# 提示された文章:

滋賀県は周囲を山々に囲まれていますので、大きな道でつながっていない限りは、峠越えの道を行くことになり、滋賀県最奥の集落が点在します。
奥伊吹の東草野地区も同様で、最奥の甲津原集落の先にはグランスノー奥伊吹(奥伊吹スキー場)があるだけで、そこがこの方面での滋賀県の最奥の集落になります。
この奥伊吹に続く姉川上流の道のへは野鳥(クマタカやヤマセミ)に出会えるスポットもあって何度も通った道ですが、近年は巨樹や石仏のある神社へも訪れた場所でもあります。
「東草野」と呼ばれる地域は、「甲津原」「曲谷」「甲賀」「吉槻」の4つの集落のことをいい、「東草野の山村景観」として国の重要文化的景観に指定されています。
最奥の「甲津原」集落だけはスキー場に行った時に通過したことはあったものの、いまだに歩いたことのない集落でした。
伊吹山の標高520mほどの山間にある甲津原は、今でこそ道路が通って往来が出来るようになっていますが、かつては峠道で福井や美濃との往来が中心だったとされます。
縄文時代から先住民が住んでいたとされており、現代人が住み着くようになったのには諸説あって、峠を越えて住み着いた・木地師が移り住んだ・平家の落人が住み着いたなどあるようです。
甲津原集落の最北には菅原道真を御祭神として祀る「天満神社」があり、スギに囲まれた境内は独特の静けさに包まれた境内にある「面堂」には、室町時代のものとされる能面10個と鼓の胴2個が残されているといいます。
天満神社に所蔵されている能面は、雨乞いの神様として祀られ、能面に触れると必ず雨が降ると信じられているという。
集落を流れる「洗面川」では、雨乞いが必要な時にこの川の石の上に能面を置き、笹の葉で水をかけると2羽の白鷺が舞い立って雨をもたらしたとの伝承があるようです。
甲津原は雪深い集落ですので、民家には積雪時にも使用可能な作業場となる広い軒下空間の「カイダレ」を備えた急勾配の屋根を持つ家が多いのですが、今は茅葺の家はなくトタン屋根の家に変わっています。
唯一の茅葺屋根の民家は、江戸初期から残る「奥伊吹ふるさと伝承館」で、現在は甲津原の暮らしを伝える展示館になっています。(当日は会館していなかった)
東草野の山村4集落の内、甲津原だけが初めて訪れた集落だったのですが、実はイメージとして辺境の集落という印象を勝手に抱いていました。
しかし、実際は2車線の道路に面したごく普通の山村なのには少し驚きました。
調べてみると、甲津原まで車で行けるようになったのは1970年、奥伊吹スキー場(グランスノー奥伊吹)が開業した頃だったといい、トンネルが通じて舗装された2車線の道になったのは2000年とのこと。
おそらく道路開通とともに集落の生活が大きく変わったことだろうと思いますが、逆に道路がなく峠道だけだったらもっと過疎化していたかもしれません。
集落にポツンと残っているのは穀物を精米するための「唐臼小屋」。

# やること:
**1.** 甲津原についての文章のうち、「唯一の茅葺屋根の民家は、江戸」から「集落にポツンと残っているのは穀物を精米するための「唐臼小屋」。」までを一字も変えずに書き出してください。
**2.** 次の(a)〜(c)は、甲津原についての文章と合っていますか。(a) 甲津原まで車で行けるようになったのは2000年である。(b) 天満神社の御祭神は菅原道真である。(c) 東草野は4つの集落から成る地域である。それぞれ「はい」か「いいえ」で答え、決め手となる文章中の言葉を正確に引用してください。
この後の行は、ここでは使いません。

# データ抜粋:
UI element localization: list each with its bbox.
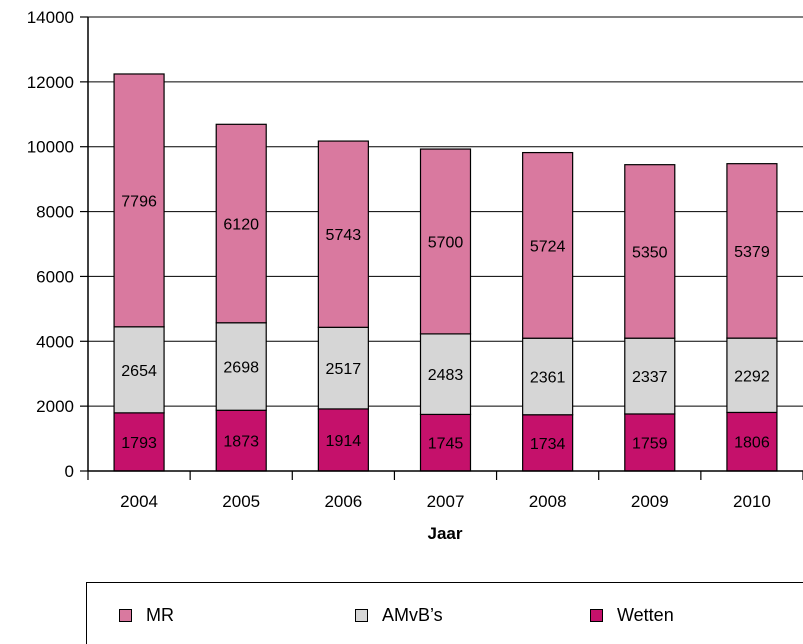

# 順番どおりの出力:
**1.**
唯一の茅葺屋根の民家は、江戸初期から残る「奥伊吹ふるさと伝承館」で、現在は甲津原の暮らしを伝える展示館になっています。(当日は会館していなかった)
東草野の山村4集落の内、甲津原だけが初めて訪れた集落だったのですが、実はイメージとして辺境の集落という印象を勝手に抱いていました。
しかし、実際は2車線の道路に面したごく普通の山村なのには少し驚きました。
調べてみると、甲津原まで車で行けるようになったのは1970年、奥伊吹スキー場(グランスノー奥伊吹)が開業した頃だったといい、トンネルが通じて舗装された2車線の道になったのは2000年とのこと。
おそらく道路開通とともに集落の生活が大きく変わったことだろうと思いますが、逆に道路がなく峠道だけだったらもっと過疎化していたかもしれません。
集落にポツンと残っているのは穀物を精米するための「唐臼小屋」。

**2.**
(a) いいえ。「甲津原まで車で行けるようになったのは1970年」
(b) はい。「菅原道真を御祭神として祀る「天満神社」」
(c) はい。「「甲津原」「曲谷」「甲賀」「吉槻」の4つの集落のことをいい」